[START Extracted entries]
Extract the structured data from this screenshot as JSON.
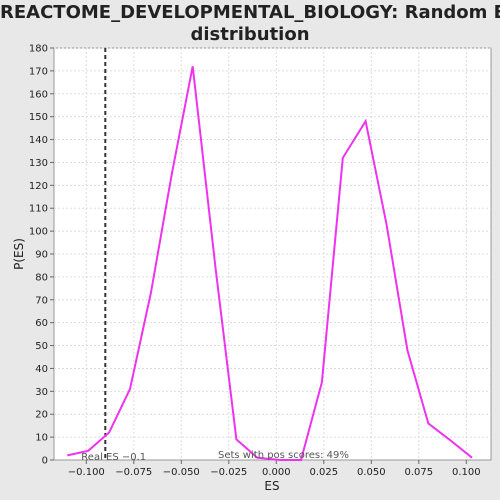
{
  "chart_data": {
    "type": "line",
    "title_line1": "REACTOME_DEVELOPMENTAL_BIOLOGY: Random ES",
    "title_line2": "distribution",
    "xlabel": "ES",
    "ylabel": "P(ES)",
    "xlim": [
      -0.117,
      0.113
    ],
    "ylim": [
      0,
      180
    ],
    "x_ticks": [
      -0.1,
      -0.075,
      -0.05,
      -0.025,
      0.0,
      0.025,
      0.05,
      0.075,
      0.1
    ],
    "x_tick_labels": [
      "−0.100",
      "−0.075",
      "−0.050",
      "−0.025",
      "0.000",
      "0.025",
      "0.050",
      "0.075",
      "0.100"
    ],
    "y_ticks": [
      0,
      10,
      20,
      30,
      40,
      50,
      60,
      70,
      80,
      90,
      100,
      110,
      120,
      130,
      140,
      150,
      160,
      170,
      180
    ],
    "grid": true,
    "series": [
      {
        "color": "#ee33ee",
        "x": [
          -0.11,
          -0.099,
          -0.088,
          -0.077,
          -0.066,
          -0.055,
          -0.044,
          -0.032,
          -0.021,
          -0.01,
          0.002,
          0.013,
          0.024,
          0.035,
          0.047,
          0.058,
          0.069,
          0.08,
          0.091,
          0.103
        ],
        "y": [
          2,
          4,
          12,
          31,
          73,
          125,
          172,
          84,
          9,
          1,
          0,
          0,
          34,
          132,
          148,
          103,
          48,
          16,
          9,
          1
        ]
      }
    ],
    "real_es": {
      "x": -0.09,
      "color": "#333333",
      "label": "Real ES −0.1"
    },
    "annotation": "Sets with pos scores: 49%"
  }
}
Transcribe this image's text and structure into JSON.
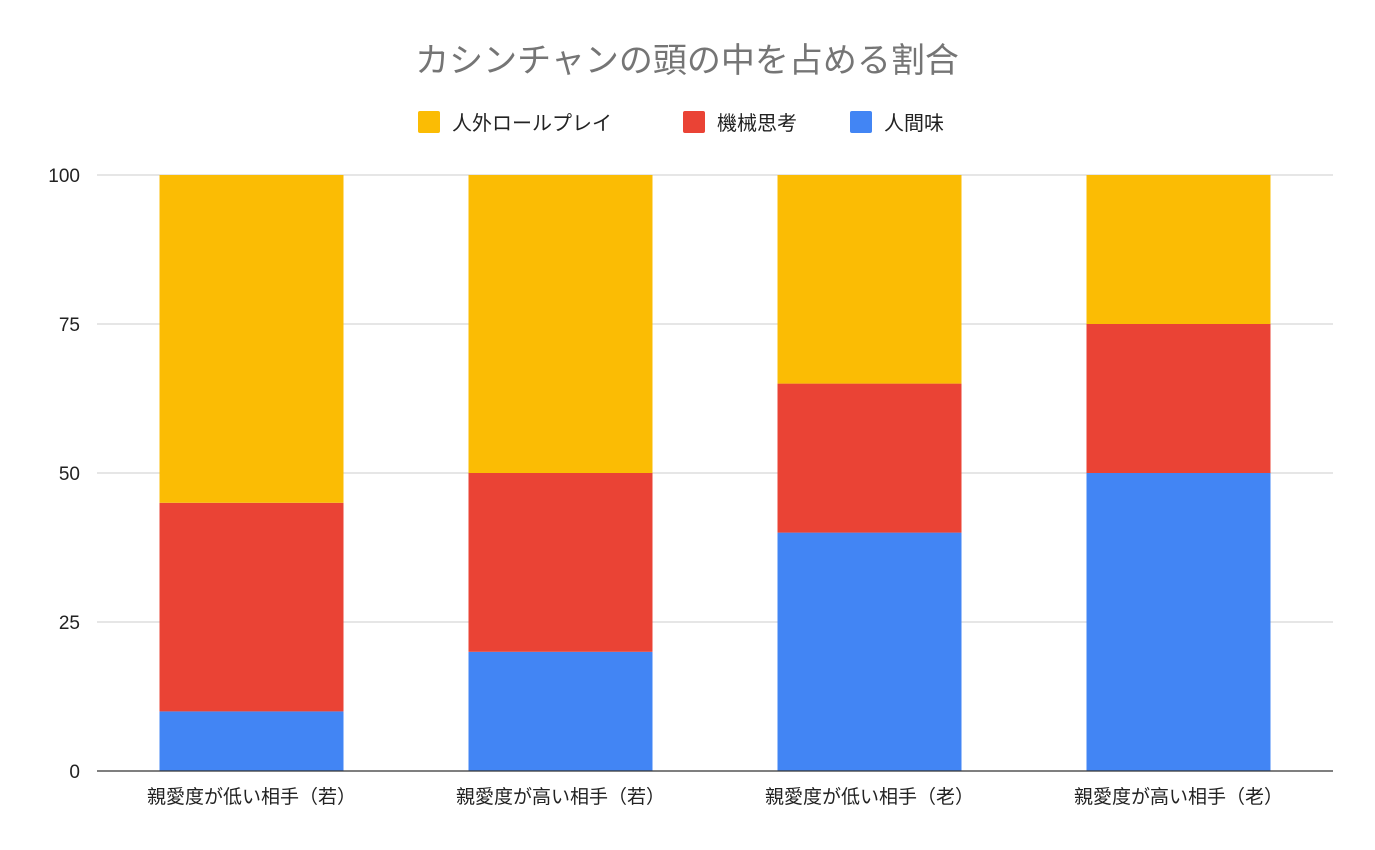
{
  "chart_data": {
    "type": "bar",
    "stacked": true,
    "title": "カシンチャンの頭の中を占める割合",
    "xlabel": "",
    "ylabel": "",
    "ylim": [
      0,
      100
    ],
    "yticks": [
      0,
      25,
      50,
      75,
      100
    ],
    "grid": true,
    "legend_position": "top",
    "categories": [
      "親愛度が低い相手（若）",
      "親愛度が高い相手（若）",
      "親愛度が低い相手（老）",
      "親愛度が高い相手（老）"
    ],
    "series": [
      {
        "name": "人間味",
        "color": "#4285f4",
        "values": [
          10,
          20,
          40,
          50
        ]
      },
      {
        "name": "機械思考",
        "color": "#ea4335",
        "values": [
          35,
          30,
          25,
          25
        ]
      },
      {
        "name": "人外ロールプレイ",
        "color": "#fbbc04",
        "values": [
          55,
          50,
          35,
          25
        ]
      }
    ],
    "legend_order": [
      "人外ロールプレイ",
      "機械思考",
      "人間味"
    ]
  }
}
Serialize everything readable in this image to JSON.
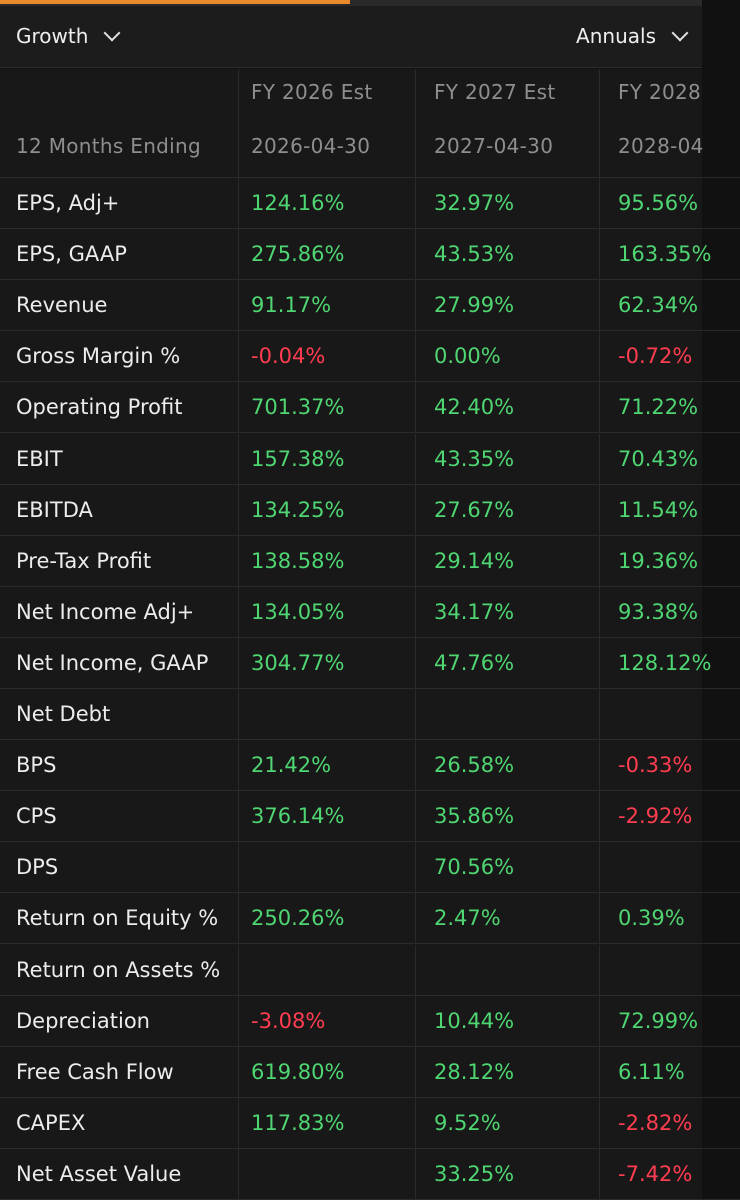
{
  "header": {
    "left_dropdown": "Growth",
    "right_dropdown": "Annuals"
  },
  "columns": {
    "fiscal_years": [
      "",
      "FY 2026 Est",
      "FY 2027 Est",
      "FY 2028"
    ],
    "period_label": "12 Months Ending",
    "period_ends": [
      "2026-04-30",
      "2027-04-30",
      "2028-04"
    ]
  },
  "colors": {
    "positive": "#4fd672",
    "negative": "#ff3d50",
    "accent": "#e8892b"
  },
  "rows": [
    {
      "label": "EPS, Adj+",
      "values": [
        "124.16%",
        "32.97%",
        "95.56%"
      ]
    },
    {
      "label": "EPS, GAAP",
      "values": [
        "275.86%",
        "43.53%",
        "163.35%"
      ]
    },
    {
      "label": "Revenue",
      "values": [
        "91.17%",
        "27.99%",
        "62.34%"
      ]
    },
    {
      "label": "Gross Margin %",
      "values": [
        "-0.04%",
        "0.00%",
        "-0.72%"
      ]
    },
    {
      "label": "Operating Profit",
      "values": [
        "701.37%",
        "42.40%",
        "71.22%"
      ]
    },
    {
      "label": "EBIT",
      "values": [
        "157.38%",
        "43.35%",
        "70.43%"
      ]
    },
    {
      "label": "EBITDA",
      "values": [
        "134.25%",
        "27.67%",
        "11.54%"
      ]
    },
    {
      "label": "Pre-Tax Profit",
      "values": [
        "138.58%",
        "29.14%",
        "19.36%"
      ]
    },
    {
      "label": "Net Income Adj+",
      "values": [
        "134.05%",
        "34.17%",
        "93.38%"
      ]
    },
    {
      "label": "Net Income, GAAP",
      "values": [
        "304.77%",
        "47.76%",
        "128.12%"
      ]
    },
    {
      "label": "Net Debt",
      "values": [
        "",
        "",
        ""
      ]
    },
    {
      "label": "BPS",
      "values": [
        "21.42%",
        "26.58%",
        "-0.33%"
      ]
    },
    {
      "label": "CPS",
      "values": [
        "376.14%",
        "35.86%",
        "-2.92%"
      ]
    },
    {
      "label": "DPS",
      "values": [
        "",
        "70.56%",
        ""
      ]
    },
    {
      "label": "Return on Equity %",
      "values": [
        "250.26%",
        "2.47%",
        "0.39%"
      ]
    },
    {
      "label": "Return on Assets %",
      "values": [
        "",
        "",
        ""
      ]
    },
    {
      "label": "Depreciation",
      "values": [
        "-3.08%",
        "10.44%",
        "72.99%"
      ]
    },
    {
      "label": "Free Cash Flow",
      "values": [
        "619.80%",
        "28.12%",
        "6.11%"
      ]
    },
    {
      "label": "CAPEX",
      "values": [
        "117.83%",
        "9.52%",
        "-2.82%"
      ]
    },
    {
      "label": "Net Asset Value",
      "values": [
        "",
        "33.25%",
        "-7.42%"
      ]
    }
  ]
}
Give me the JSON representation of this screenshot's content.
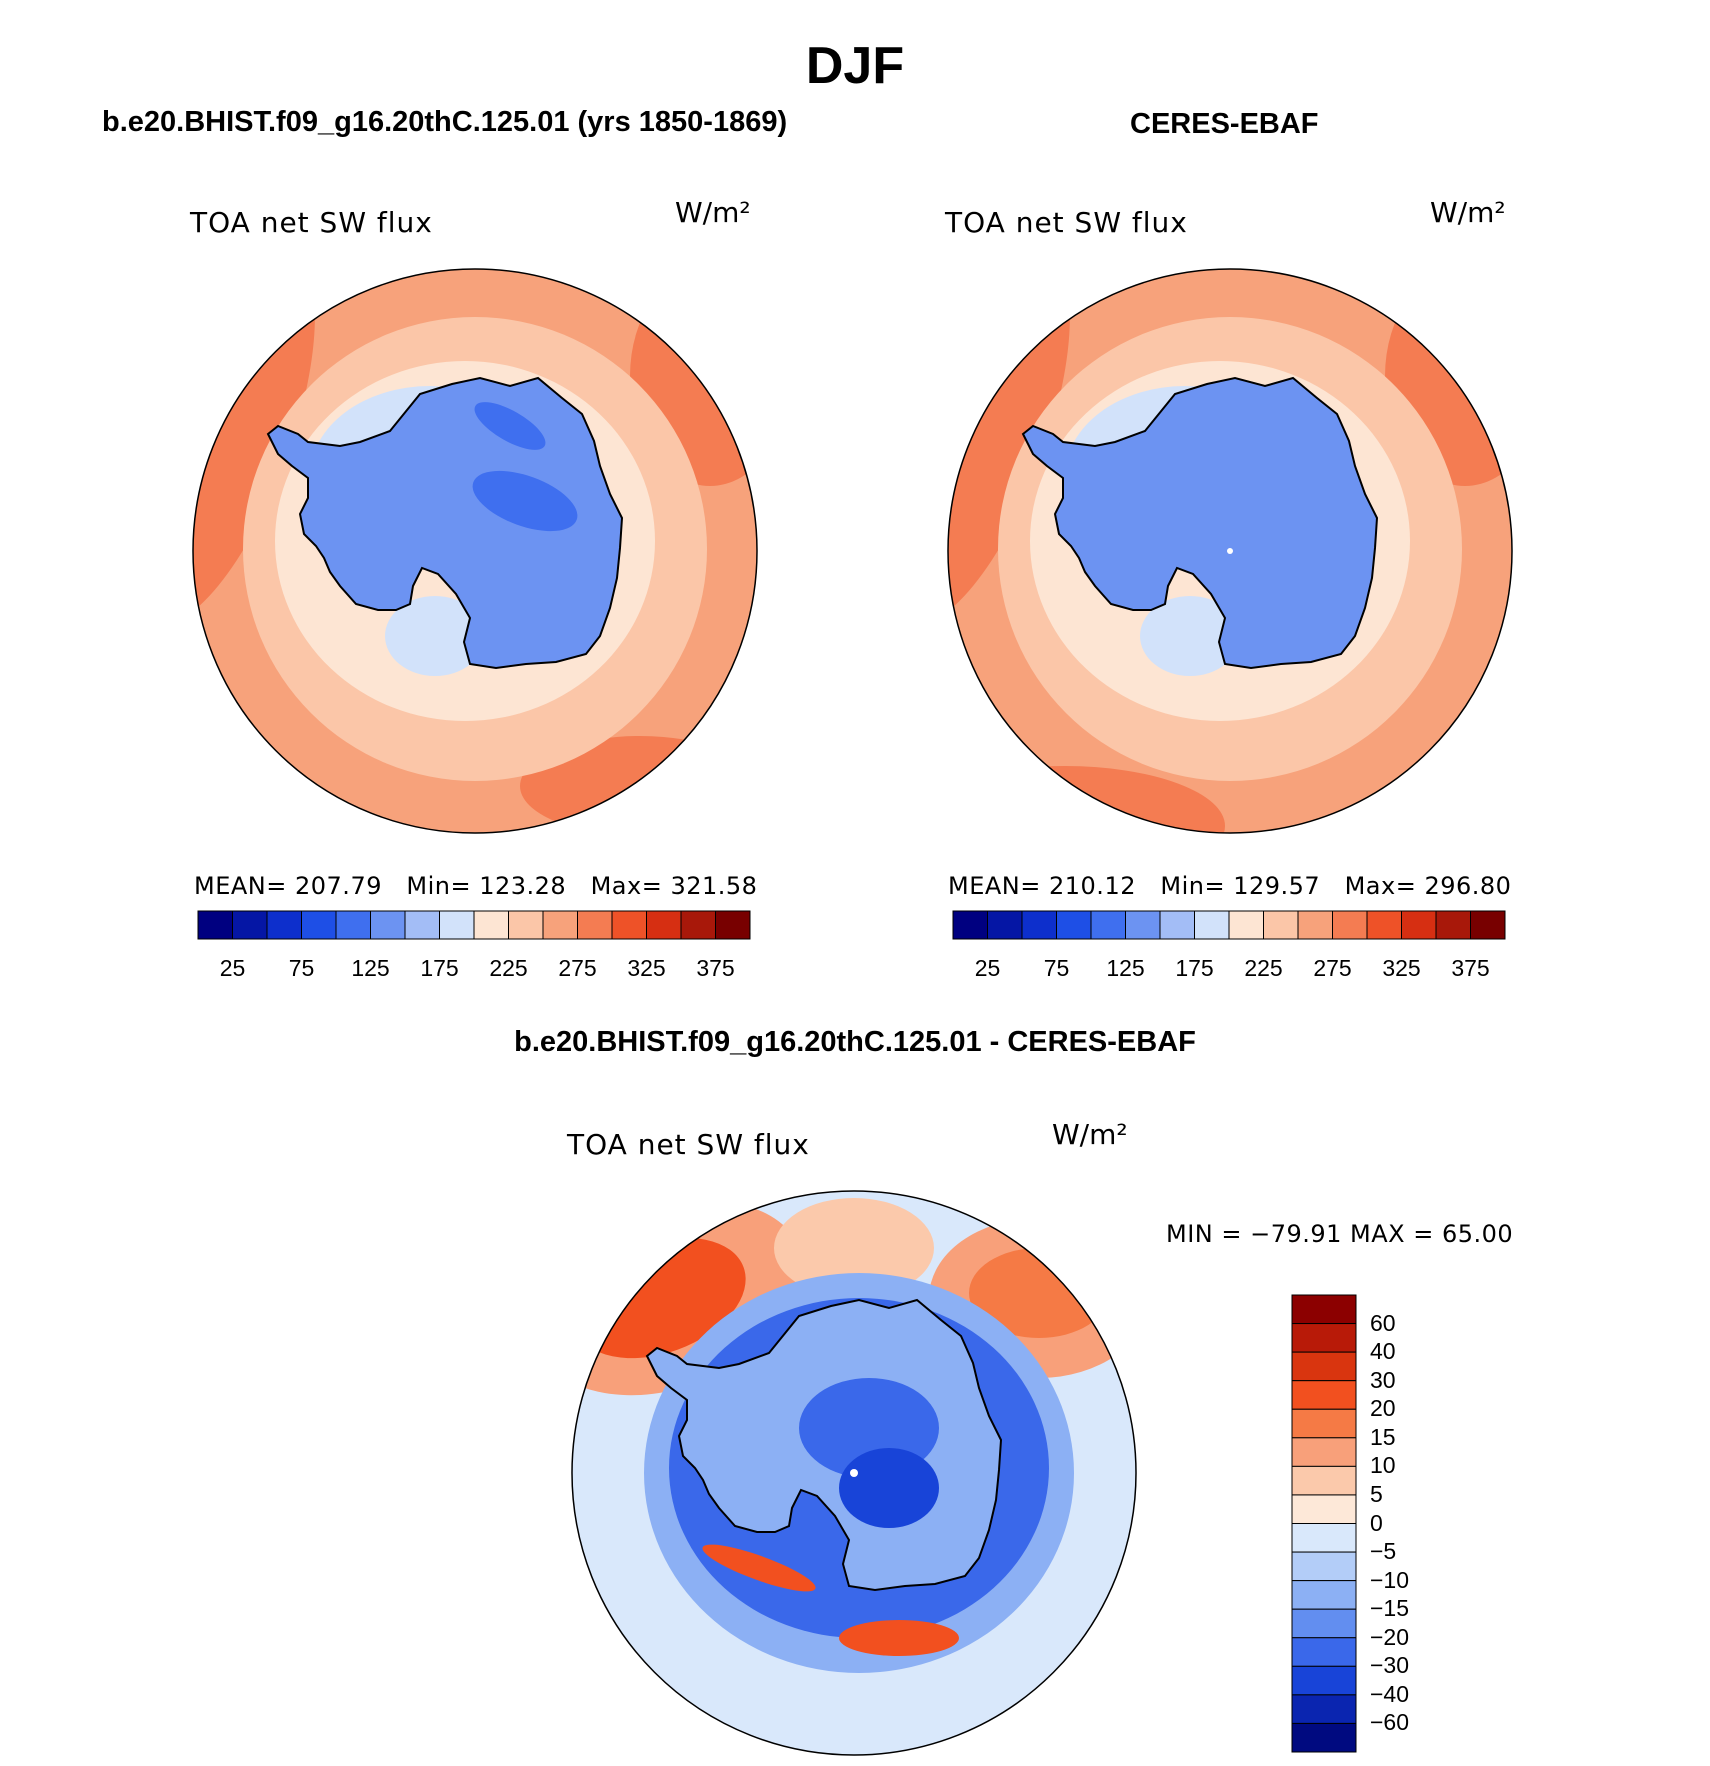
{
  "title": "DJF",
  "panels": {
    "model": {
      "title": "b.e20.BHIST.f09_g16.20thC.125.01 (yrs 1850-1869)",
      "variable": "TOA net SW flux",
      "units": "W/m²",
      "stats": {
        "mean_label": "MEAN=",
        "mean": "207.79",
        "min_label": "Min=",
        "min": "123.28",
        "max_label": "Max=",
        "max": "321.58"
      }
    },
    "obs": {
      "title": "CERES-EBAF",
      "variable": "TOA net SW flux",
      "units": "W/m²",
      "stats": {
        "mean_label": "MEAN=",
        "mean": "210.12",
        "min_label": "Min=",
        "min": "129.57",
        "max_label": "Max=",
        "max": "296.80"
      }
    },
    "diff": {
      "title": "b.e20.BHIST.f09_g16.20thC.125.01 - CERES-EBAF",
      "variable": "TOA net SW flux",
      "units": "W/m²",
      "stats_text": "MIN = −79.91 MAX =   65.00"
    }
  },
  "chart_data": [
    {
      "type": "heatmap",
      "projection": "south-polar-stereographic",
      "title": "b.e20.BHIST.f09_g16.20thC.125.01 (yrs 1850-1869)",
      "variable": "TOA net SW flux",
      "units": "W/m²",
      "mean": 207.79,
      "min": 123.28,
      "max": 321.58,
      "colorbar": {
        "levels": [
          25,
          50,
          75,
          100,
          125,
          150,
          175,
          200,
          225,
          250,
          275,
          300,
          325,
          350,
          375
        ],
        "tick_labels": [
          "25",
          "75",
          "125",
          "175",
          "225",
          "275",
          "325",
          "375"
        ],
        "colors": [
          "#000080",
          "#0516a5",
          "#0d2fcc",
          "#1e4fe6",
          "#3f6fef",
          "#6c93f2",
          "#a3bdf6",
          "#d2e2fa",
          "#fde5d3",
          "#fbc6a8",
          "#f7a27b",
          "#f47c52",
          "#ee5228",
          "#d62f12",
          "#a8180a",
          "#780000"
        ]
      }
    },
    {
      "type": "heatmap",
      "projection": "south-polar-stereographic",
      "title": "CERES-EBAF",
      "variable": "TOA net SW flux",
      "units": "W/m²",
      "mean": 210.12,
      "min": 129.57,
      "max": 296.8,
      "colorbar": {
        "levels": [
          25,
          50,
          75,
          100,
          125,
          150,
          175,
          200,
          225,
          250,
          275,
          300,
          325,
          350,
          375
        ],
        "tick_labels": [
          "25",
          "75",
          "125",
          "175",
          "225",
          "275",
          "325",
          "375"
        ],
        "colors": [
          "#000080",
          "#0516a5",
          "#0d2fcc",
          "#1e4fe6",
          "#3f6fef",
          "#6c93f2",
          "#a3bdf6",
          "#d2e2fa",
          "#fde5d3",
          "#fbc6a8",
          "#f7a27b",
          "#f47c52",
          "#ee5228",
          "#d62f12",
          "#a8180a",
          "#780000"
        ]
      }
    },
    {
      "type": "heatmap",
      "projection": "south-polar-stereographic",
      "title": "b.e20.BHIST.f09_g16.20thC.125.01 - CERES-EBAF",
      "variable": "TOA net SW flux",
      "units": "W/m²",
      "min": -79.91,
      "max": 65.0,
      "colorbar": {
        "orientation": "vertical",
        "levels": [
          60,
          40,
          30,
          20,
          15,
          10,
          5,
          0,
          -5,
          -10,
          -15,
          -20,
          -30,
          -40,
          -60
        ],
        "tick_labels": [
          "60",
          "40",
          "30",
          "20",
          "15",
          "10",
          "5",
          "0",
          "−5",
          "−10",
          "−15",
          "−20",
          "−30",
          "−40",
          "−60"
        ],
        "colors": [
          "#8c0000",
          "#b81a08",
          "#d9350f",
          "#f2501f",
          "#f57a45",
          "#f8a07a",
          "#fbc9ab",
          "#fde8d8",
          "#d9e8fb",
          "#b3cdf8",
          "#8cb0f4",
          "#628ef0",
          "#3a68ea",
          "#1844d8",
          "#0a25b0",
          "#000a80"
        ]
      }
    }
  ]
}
[END Extracted entries]
What the task asks: Find every line that has "JSON" in it, then return those lines.

Problem solution:
Extract the structured data from this screenshot as JSON.
Transcribe this image's text and structure into JSON.
Serialize everything readable in this image to JSON.
Give me the JSON representation of this screenshot's content.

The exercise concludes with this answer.